* **Excerpt provided**:
Texas Litigator Sues Marketing Company Over 'Cookie Cutter' Firm Website
A Dallas attorney alleges he was duped into thinking FindLaw would create a unique website for his new law firm, but instead provided an 'unimaginative' one that pushed back the firm's opening date.
May 22, 2018 at 02:01 PM
3 minute read
The original version of this story was published on Texas Lawyer
A Dallas attorney has lodged a fraud suit against the online legal marketing company FindLaw, alleging he was duped into thinking they would create a unique website for his new law firm but instead provided one that was “cookie cutter” and “unimaginative.”
Rogge Dunn, a civil litigator and principal of the Rogge Dunn Group, alleges in recent petition filed in a Dallas County Court of Law that he was prepared to hire a different company to create a new website for his firm, but a FindLaw salesperson talked him out of it, claiming its competitor had created few websites for attorneys while FindLaw had created thousands of them.
“FindLaw also promised to develop a unique and individually customized website for Dunn and his law firm, Rogge Dunn Group P.C.” the petition alleges. “The website that FindLaw gave to Dunn contained basic, unimaginative images and stock language. FindLaw uses a generic 'cookie cutter' approach for hundreds of attorneys nationwide. The website provided is anything but unique, or customized to Dunn's law practice.”
Dunn also alleges in the lawsuit that once an attorney stops using FindLaw, the company “flips a switch” that essentially removes the benefit of the 12 months of search engine optimization (SEO) already paid for.

* **Assigned task 1**:
Answer these questions using the news story about the FindLaw lawsuit:
(a) What online legal marketing company is the target of the fraud suit?
(b) In what kind of court was the petition filed?
(c) How many months of search engine optimization does the suit say had already been paid for?
* **Assigned task 2**: Pick up the news story about Rogge Dunn's suit against FindLaw after its final sentence, and carry it forward in the same reporting style.
The records are not required for any of this work.

Stored entries:

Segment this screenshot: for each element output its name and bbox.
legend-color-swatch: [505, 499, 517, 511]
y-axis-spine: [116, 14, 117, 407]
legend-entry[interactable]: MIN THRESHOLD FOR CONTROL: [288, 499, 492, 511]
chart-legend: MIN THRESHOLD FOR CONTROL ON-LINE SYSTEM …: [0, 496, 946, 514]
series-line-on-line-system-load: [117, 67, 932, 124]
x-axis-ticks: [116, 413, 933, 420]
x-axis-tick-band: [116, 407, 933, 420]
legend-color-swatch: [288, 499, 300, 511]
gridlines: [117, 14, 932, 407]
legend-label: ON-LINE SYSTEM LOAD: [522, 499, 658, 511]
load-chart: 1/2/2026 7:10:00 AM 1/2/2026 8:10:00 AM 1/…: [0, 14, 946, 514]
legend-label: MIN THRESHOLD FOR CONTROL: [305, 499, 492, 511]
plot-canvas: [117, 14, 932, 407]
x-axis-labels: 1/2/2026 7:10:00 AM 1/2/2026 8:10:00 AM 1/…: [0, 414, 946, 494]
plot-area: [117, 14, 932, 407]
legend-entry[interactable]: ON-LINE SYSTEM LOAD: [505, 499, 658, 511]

* **Answer box 1**:
(a) FindLaw
(b) A Dallas County Court of Law
(c) 12 months

* **Answer box 2**:
In an interview, Dunn said that he was forced to push back the launch date of his new law firm three weeks because the website FindLaw created for him was not acceptable.
“It had cartoonish images like a phone for scrolling information,” Dunn said. “I handle multimillion dollar cases, and it looked like a website for a solo practitioner who handles small cases.''
Dunn said he was later told by FindLaw the changes he wanted make to his website could take months.
“When you hire somebody and you have a launch date, and they provide a service that substandard and then say it's going to take 60 or 90 days to fix, that's unacceptable,” Dunn said.
Dunn said he found another web developer to create a website for his firm that launched on April 23, but is still paying on the $45,000 deal he made with FindLaw.
“I want them to do the right thing and refund me for the services they didn't provide and reimburse me for the expense I incurred paying another website developer for what FindLaw couldn't do and couldn't do on a timely basis,'' Dunn said.
A spokesperson for FindLaw did not return an e-mailed request for comment.